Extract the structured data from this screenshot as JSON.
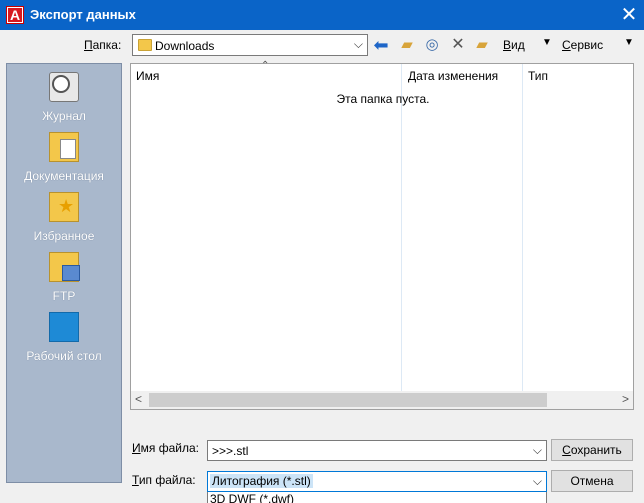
{
  "window": {
    "title": "Экспорт данных",
    "app_icon_letter": "A",
    "close_symbol": "✕"
  },
  "toolbar": {
    "folder_label": "Папка:",
    "folder_value": "Downloads",
    "view_label": "Вид",
    "tools_label": "Сервис",
    "icons": [
      "back-arrow-icon",
      "up-folder-icon",
      "search-web-icon",
      "delete-icon",
      "new-folder-icon"
    ]
  },
  "places": [
    {
      "label": "Журнал",
      "icon": "history-icon"
    },
    {
      "label": "Документация",
      "icon": "documents-folder-icon"
    },
    {
      "label": "Избранное",
      "icon": "favorites-folder-icon"
    },
    {
      "label": "FTP",
      "icon": "ftp-folder-icon"
    },
    {
      "label": "Рабочий стол",
      "icon": "desktop-icon"
    }
  ],
  "filelist": {
    "columns": [
      "Имя",
      "Дата изменения",
      "Тип"
    ],
    "empty_message": "Эта папка пуста."
  },
  "form": {
    "filename_label": "Имя файла:",
    "filename_value": ">>>.stl",
    "filetype_label": "Тип файла:",
    "filetype_value": "Литография (*.stl)",
    "dropdown_option": "3D DWF (*.dwf)",
    "save_label": "Сохранить",
    "cancel_label": "Отмена"
  },
  "colors": {
    "titlebar": "#0a64c8",
    "places_bg": "#a9b8cc",
    "selection": "#cce4f7"
  }
}
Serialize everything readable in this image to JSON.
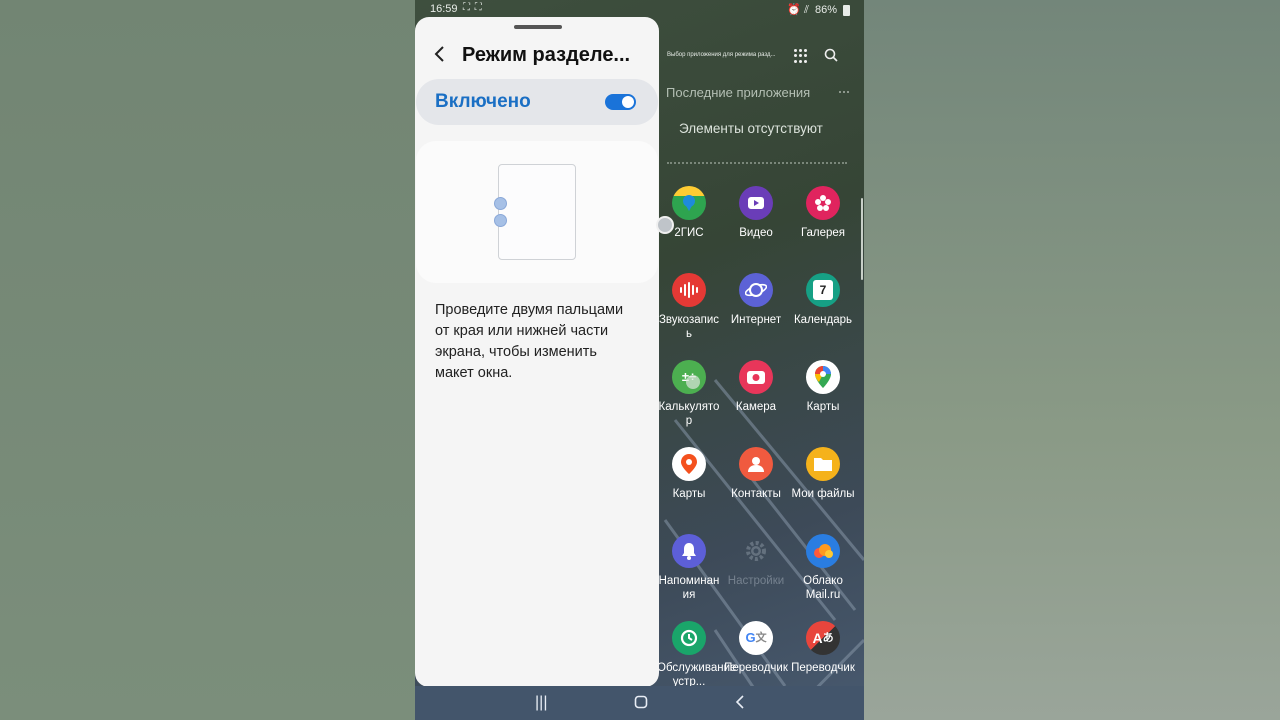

Task objective:
Every line holding "JSON" should be copied out.

Answer below:
Extract the structured data from this screenshot as JSON.
Serialize everything readable in this image to JSON.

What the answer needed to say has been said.